**** TEXT PASSAGE

The new PCBs (I always buy two in case there is a problem with one) arrived earlier this week and I am currently awaiting the delivery of all the components. Once they arrive I can hopefully get this PCB up and running as soon as possible.
Below are the major differences between this version compared with the previous iterations with a little bit more of an explanation than was given in the Kickstarter update.
- Full integration of a Raspberry Pi Compute Module – PCB version 0.3 had HDMI and USB data transmitted via the slip rings, with TFP401 and FTDI 2232 interface chips. In reality it makes a lot more sense to have the HDMI and USB source on the PCB itself (reducing slipring cost, increasing lifetime and generally making things a lot more simple overall). Though v0.3 did have the capability of hosting a Raspberry Pi Zero W, this version of the Pi wasn’t really very well suited due to its HDMI and USB connections being board to wire. It’s virtually impossible to get hold of large quantities of the Zero anyway since most retailers limit it to 1 per customer.
The Raspberry Pi compute is the version that is designed to be embedded into commercial designs and can be appropriated in large quantities. It comes in a 200 pin SODIMM compatible package and breaks out basically all connectivity options, meaning I can have the HDMI signals go straight out onto my own PCB which is perfect.
- Addition of an ESP8266 for Wifi connectivity. One of the downsides of the Pi Compute is it is pretty much as bare bones as possible, no inbuilt wifi antenna etc. Therefore we need to stick one of our own on there. One option was to put just a chip on there and then create a trace antenna, but when you compare the cost and complexity of that with buying a premade and test solution like the ESP8266 there really is not contest.
- Addition of an HM11-Ble for Bluetooth. The Bluetooth module is mostly there to test, in case I want to use one in the final design. The reason I want Bluetooth is because I may want a way to communicate between the main PCB (which you will be able to communicate with), and the motor controller i.e. to turn the damn thing off remotely. I will be seeking feedback prior to making a final decision on this – it isn’t a huge additional expense to put an extra couple of bluetooth modules in per unit, but then again, how often are you really going to want to turn the display off without simply going and doing it manually. I could potentially put wifi on the motor controller, but then that poses potential security/larger connectivity issues.
- Removal of the FTDI 2232 module – the FPGA will now be programmed directly by the Pi via JTAG using OpenOCD. This should work…theoretically. I’ve been through the documentation, it says it can be done, I’m really hoping it can because it does make life a lot easier. Goodbye FTDI interface chip and all the associated components that go with it, hello simply hooking up the right JTAG lines from the Pi to the FPGA. If this doesn’t work then the solution is to put the FTDI chip back on, and instead pull the USB lines out of the Pi, but I am fairly optimistic.

********
**** INFORMATION SHOWN

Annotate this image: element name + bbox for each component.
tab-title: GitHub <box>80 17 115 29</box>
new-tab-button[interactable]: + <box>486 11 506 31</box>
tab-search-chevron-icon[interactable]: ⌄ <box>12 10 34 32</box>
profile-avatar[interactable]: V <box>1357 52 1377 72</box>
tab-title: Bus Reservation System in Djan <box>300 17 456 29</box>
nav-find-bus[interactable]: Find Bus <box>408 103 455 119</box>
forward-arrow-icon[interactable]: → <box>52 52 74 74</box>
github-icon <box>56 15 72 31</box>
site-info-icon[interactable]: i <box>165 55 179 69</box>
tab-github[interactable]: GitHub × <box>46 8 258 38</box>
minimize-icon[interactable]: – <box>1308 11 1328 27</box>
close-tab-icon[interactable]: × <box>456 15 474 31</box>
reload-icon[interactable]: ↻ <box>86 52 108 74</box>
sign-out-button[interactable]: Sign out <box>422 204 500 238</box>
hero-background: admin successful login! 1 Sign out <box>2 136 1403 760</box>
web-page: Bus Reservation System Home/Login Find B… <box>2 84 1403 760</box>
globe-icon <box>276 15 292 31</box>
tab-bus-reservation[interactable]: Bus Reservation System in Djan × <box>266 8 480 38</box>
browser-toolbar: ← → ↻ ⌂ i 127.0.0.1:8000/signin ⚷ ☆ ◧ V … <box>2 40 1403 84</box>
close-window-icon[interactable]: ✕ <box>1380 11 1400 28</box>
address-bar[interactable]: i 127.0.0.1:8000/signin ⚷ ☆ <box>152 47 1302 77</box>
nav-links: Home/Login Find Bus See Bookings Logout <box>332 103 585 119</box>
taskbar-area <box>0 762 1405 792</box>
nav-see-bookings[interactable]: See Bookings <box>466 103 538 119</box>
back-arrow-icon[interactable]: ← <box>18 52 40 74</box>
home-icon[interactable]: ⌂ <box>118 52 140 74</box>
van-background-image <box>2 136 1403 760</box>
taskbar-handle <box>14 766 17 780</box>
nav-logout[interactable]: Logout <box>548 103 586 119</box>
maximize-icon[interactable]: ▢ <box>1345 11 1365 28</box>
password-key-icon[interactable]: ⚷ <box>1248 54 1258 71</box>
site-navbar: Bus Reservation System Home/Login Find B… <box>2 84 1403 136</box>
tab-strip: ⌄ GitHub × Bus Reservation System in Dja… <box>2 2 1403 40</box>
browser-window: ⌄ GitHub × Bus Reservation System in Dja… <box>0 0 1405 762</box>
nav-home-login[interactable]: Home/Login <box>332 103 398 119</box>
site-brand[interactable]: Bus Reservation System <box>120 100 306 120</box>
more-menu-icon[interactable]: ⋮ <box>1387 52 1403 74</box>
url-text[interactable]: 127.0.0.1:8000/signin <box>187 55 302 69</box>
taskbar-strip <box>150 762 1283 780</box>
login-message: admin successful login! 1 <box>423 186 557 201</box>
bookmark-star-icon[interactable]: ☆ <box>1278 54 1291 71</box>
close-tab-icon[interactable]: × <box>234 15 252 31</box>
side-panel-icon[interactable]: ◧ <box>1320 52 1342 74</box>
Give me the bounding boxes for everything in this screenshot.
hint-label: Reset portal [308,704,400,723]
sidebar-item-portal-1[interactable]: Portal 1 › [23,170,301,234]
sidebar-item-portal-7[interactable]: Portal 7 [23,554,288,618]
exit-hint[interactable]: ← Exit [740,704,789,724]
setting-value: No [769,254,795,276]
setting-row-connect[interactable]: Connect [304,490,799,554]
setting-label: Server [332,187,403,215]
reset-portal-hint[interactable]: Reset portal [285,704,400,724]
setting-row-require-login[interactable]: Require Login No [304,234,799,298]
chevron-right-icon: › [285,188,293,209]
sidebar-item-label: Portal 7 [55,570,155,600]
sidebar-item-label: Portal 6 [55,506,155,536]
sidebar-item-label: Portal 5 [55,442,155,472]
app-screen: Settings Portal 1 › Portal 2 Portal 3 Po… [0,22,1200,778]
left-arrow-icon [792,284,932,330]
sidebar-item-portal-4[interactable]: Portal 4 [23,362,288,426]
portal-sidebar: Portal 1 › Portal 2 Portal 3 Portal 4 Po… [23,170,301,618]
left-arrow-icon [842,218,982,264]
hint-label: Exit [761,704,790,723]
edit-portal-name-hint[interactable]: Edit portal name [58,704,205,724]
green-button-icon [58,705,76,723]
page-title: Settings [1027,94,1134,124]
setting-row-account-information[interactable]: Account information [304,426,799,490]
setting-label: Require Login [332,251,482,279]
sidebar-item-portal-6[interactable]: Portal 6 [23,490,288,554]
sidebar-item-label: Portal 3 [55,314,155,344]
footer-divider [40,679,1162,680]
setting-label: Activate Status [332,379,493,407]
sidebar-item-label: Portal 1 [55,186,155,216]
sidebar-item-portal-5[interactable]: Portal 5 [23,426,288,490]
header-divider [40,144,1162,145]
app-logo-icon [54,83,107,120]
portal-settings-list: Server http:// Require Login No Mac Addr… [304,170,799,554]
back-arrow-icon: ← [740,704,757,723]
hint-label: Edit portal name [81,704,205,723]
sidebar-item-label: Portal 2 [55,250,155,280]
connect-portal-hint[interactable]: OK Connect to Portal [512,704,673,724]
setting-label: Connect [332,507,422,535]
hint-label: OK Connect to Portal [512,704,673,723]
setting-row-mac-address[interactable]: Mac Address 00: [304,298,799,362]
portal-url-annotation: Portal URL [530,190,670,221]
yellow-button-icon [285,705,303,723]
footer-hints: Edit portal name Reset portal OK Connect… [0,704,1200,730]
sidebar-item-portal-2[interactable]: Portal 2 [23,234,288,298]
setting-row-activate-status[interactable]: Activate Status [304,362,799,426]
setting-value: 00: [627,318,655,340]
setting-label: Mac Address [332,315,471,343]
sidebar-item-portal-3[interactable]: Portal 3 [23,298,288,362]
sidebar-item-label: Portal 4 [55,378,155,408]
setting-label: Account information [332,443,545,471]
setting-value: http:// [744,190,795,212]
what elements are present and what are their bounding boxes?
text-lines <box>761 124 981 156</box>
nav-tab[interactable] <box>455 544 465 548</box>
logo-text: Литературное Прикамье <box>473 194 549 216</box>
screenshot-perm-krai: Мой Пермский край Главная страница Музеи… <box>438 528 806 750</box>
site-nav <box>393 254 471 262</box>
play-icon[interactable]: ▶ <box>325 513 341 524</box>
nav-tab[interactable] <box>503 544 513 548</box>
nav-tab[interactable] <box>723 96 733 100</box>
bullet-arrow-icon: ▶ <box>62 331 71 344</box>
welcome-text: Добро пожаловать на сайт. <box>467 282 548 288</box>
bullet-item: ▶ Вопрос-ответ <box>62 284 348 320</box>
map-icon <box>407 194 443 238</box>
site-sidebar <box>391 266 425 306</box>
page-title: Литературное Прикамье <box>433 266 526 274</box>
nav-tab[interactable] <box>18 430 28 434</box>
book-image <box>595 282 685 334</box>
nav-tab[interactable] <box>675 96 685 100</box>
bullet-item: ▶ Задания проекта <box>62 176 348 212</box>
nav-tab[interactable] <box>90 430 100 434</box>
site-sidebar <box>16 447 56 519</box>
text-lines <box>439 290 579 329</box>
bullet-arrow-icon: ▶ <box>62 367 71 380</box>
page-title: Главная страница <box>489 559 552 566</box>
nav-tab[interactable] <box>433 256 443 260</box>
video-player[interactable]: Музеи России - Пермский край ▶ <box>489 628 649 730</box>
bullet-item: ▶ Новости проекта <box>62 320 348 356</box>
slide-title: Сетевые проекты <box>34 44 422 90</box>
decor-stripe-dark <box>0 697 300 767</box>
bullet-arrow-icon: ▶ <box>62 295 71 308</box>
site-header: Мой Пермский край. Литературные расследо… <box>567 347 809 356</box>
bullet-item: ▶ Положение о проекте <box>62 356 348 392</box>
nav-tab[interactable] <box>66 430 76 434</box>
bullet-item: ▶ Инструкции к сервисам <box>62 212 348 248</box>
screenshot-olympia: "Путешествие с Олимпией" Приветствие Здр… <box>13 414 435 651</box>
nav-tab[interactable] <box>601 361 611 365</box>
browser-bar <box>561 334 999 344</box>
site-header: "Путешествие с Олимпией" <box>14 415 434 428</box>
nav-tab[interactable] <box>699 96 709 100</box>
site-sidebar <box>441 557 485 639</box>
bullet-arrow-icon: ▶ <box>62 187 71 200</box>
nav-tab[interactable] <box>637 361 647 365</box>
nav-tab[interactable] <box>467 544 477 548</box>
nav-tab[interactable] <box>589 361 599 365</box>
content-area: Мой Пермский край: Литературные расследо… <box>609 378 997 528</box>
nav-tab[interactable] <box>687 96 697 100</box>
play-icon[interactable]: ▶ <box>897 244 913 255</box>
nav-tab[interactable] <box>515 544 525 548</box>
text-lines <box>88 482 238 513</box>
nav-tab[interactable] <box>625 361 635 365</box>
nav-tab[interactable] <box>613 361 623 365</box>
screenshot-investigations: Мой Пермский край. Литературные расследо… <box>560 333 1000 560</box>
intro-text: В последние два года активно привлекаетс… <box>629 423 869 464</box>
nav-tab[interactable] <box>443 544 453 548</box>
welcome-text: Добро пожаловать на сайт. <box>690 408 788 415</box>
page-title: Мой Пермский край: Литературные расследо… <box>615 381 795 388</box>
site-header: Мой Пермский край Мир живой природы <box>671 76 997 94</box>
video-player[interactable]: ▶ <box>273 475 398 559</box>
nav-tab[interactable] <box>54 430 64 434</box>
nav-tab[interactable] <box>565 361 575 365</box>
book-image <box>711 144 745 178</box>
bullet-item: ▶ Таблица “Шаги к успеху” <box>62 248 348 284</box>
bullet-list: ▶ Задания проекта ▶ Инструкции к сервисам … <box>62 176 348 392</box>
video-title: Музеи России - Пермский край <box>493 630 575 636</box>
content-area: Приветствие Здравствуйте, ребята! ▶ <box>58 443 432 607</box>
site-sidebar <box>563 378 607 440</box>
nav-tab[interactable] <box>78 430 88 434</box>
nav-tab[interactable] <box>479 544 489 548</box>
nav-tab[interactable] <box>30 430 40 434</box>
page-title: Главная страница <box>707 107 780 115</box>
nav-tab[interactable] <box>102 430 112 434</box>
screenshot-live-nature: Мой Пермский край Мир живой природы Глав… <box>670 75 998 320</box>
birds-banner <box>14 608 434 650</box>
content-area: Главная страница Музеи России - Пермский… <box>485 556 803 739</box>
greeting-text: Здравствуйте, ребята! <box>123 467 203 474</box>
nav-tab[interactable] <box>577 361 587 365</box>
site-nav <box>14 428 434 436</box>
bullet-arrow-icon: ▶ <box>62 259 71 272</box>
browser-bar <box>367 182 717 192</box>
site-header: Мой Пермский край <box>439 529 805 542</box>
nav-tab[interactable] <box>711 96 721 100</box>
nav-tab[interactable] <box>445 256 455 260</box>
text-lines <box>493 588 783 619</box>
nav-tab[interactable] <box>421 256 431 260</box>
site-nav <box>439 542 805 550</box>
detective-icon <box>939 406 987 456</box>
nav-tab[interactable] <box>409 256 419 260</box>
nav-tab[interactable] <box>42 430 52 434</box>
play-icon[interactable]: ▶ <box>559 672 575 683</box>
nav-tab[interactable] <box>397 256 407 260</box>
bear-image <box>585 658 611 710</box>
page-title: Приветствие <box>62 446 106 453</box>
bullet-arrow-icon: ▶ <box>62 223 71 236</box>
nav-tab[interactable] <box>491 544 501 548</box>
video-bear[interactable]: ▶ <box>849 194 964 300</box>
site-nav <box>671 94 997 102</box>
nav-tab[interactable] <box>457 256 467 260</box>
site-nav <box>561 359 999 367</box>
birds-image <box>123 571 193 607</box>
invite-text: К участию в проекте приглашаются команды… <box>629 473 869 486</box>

********

TASK SET:
- a) According to the PCB update post, what package does the Raspberry Pi Compute Module come in?
- b) Transcribe the PCB update post word for word, starting with "The new PCBs" and going on through "soon as possible.".
The items are separate from the PCB update post.

IN RESPONSE:
- a) A 200 pin SODIMM compatible package.

- b)
The new PCBs (I always buy two in case there is a problem with one) arrived earlier this week and I am currently awaiting the delivery of all the components. Once they arrive I can hopefully get this PCB up and running as soon as possible.